[Items from a figure collection]
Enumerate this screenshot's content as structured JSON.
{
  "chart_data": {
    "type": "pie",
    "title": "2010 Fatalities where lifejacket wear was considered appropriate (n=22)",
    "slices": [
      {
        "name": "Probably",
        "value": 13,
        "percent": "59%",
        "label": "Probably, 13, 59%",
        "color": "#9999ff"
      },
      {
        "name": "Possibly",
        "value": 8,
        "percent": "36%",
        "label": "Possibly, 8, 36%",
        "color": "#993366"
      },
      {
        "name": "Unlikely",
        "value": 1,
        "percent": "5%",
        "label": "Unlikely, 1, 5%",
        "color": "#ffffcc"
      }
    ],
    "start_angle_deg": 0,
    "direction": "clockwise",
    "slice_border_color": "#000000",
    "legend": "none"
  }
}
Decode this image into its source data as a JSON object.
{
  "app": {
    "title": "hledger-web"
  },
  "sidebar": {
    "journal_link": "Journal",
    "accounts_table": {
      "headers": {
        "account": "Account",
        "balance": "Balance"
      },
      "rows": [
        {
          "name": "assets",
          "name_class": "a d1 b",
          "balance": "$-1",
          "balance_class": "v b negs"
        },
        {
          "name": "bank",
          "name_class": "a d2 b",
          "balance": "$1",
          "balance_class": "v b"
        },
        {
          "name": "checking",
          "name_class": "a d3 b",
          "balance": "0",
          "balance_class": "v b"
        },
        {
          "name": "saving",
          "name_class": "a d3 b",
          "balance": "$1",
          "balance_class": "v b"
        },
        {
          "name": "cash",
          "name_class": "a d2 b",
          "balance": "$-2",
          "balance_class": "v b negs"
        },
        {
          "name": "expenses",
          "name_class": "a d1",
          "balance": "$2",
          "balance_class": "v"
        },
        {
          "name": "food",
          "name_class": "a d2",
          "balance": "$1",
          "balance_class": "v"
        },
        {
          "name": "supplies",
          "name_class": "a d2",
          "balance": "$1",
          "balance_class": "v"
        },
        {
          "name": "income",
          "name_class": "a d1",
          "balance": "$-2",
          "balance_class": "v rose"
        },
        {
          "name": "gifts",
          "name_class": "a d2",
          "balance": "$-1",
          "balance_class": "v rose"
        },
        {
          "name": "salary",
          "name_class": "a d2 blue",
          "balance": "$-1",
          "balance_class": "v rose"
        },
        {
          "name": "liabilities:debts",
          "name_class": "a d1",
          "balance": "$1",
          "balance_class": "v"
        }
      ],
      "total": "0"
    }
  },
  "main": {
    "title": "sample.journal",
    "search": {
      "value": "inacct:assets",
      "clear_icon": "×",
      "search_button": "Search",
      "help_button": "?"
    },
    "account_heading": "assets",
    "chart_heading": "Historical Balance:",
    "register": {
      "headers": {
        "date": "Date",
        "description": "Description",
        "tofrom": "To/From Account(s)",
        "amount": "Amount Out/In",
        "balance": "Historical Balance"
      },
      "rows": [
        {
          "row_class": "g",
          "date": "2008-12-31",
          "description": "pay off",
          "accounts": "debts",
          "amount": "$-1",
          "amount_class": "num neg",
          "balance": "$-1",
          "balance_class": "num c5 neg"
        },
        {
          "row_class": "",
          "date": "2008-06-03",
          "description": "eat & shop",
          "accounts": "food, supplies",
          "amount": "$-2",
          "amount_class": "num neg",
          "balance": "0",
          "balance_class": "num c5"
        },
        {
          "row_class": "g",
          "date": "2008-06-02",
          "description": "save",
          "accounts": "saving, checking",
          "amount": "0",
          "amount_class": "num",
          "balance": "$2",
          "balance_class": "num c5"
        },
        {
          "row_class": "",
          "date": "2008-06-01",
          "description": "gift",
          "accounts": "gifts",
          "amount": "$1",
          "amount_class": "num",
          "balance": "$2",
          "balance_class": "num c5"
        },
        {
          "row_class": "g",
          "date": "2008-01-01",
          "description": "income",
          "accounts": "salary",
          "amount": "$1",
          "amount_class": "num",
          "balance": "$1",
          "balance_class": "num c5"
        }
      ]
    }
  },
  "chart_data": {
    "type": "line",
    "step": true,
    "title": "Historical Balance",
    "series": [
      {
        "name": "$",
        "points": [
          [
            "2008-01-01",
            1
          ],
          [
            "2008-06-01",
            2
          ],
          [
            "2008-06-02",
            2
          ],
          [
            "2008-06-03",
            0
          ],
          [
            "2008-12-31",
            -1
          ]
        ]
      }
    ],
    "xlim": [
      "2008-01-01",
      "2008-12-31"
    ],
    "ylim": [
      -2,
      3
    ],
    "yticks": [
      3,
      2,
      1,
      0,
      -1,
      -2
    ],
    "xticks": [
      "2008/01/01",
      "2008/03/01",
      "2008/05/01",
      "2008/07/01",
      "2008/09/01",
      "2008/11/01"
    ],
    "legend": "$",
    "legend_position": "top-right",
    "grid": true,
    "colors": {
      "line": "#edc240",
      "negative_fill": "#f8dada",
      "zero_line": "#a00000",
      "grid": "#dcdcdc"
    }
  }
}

▶ STATED PROBLEM
Scan the material above. Copy each line that holds the word "supplies".

▶ EXERCISE RESULT
          "name": "supplies",
          "accounts": "food, supplies",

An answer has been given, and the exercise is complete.